:: What you need to do ::
Reproduce the listing below in full and without alteration, apart from its pictures.

****************************************

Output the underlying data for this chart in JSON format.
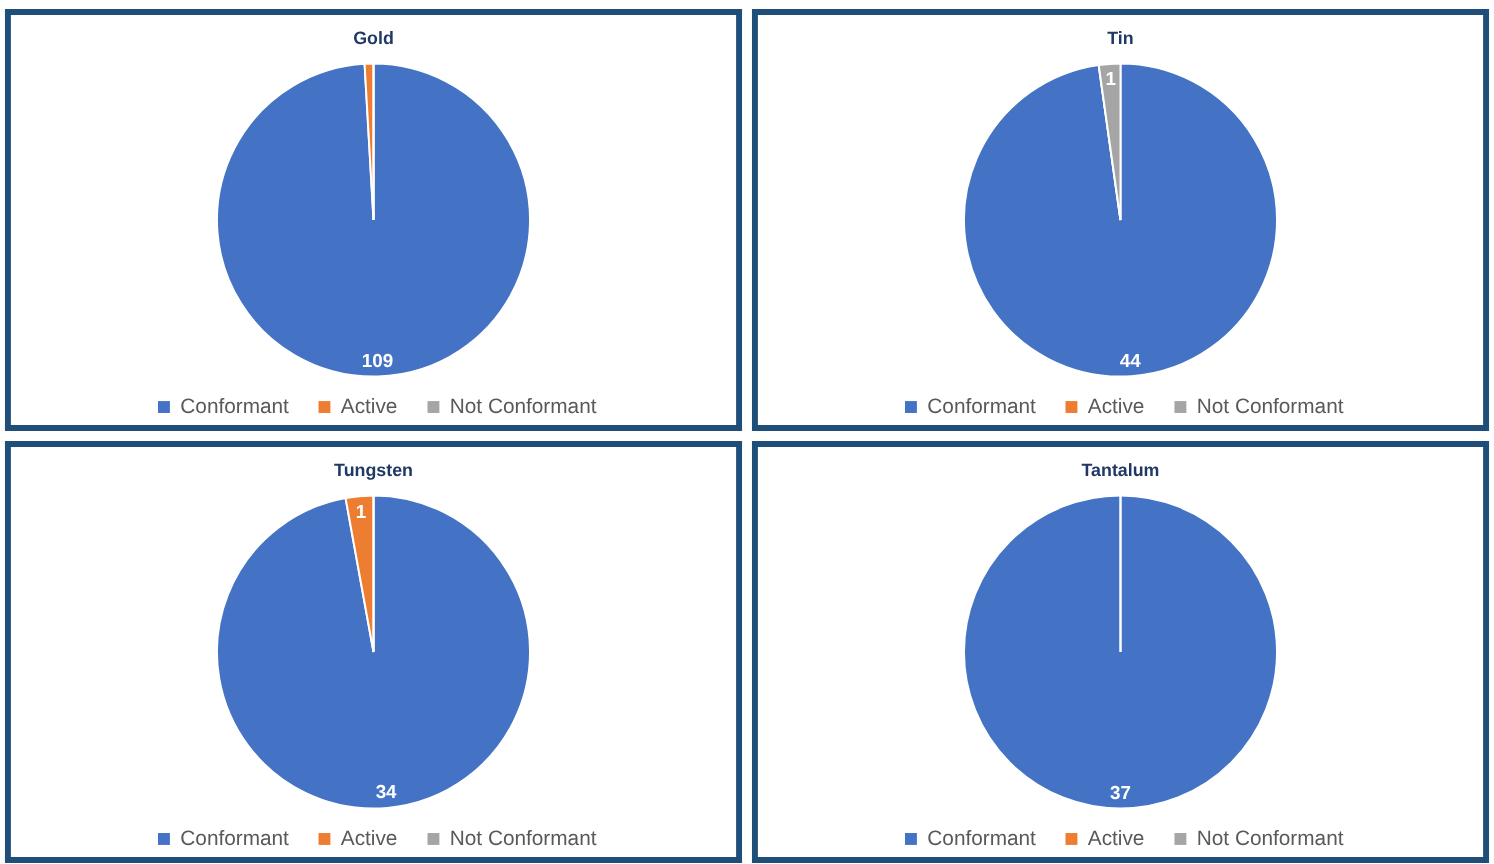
{
  "chart_data": [
    {
      "type": "pie",
      "title": "Gold",
      "categories": [
        "Conformant",
        "Active",
        "Not Conformant"
      ],
      "values": [
        109,
        1,
        0
      ],
      "colors": [
        "#4472c4",
        "#ed7d31",
        "#a5a5a5"
      ],
      "value_labels": [
        "109",
        null,
        null
      ],
      "legend": "bottom"
    },
    {
      "type": "pie",
      "title": "Tin",
      "categories": [
        "Conformant",
        "Active",
        "Not Conformant"
      ],
      "values": [
        44,
        0,
        1
      ],
      "colors": [
        "#4472c4",
        "#ed7d31",
        "#a5a5a5"
      ],
      "value_labels": [
        "44",
        null,
        "1"
      ],
      "legend": "bottom"
    },
    {
      "type": "pie",
      "title": "Tungsten",
      "categories": [
        "Conformant",
        "Active",
        "Not Conformant"
      ],
      "values": [
        34,
        1,
        0
      ],
      "colors": [
        "#4472c4",
        "#ed7d31",
        "#a5a5a5"
      ],
      "value_labels": [
        "34",
        "1",
        null
      ],
      "legend": "bottom"
    },
    {
      "type": "pie",
      "title": "Tantalum",
      "categories": [
        "Conformant",
        "Active",
        "Not Conformant"
      ],
      "values": [
        37,
        0,
        0
      ],
      "colors": [
        "#4472c4",
        "#ed7d31",
        "#a5a5a5"
      ],
      "value_labels": [
        "37",
        null,
        null
      ],
      "legend": "bottom"
    }
  ]
}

****************************************

:: Response to the exercise ::
Output the underlying data for this chart in JSON format.
{
  "chart_data": [
    {
      "type": "pie",
      "title": "Gold",
      "categories": [
        "Conformant",
        "Active",
        "Not Conformant"
      ],
      "values": [
        109,
        1,
        0
      ],
      "colors": [
        "#4472c4",
        "#ed7d31",
        "#a5a5a5"
      ],
      "value_labels": [
        "109",
        null,
        null
      ],
      "legend": "bottom"
    },
    {
      "type": "pie",
      "title": "Tin",
      "categories": [
        "Conformant",
        "Active",
        "Not Conformant"
      ],
      "values": [
        44,
        0,
        1
      ],
      "colors": [
        "#4472c4",
        "#ed7d31",
        "#a5a5a5"
      ],
      "value_labels": [
        "44",
        null,
        "1"
      ],
      "legend": "bottom"
    },
    {
      "type": "pie",
      "title": "Tungsten",
      "categories": [
        "Conformant",
        "Active",
        "Not Conformant"
      ],
      "values": [
        34,
        1,
        0
      ],
      "colors": [
        "#4472c4",
        "#ed7d31",
        "#a5a5a5"
      ],
      "value_labels": [
        "34",
        "1",
        null
      ],
      "legend": "bottom"
    },
    {
      "type": "pie",
      "title": "Tantalum",
      "categories": [
        "Conformant",
        "Active",
        "Not Conformant"
      ],
      "values": [
        37,
        0,
        0
      ],
      "colors": [
        "#4472c4",
        "#ed7d31",
        "#a5a5a5"
      ],
      "value_labels": [
        "37",
        null,
        null
      ],
      "legend": "bottom"
    }
  ]
}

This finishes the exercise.